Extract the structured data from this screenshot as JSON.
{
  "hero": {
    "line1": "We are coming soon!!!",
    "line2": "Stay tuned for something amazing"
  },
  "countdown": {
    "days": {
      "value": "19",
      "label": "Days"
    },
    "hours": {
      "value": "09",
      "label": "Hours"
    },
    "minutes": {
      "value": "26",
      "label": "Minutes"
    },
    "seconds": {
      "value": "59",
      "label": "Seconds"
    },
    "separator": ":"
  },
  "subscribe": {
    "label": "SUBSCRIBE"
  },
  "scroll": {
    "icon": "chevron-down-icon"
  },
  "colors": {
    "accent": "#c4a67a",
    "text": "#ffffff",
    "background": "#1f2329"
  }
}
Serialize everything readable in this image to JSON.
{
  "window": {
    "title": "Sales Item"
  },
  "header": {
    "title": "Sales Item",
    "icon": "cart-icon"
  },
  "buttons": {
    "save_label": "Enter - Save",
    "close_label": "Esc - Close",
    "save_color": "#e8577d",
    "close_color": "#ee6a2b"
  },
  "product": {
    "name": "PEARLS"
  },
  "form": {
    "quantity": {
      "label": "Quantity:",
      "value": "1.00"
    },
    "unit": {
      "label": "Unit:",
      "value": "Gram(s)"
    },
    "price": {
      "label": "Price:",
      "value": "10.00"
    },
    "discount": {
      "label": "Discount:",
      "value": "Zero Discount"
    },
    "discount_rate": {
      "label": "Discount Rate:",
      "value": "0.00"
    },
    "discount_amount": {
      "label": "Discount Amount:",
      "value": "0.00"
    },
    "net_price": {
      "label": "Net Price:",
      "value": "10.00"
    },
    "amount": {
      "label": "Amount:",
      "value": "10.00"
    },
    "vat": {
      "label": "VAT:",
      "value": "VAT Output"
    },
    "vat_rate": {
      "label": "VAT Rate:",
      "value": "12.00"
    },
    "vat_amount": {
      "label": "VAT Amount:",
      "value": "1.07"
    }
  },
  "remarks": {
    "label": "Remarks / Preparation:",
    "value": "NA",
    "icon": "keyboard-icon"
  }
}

+--

Provide the count, and nothing else, of lines in the data above where the word "this" occurs.

The result. 2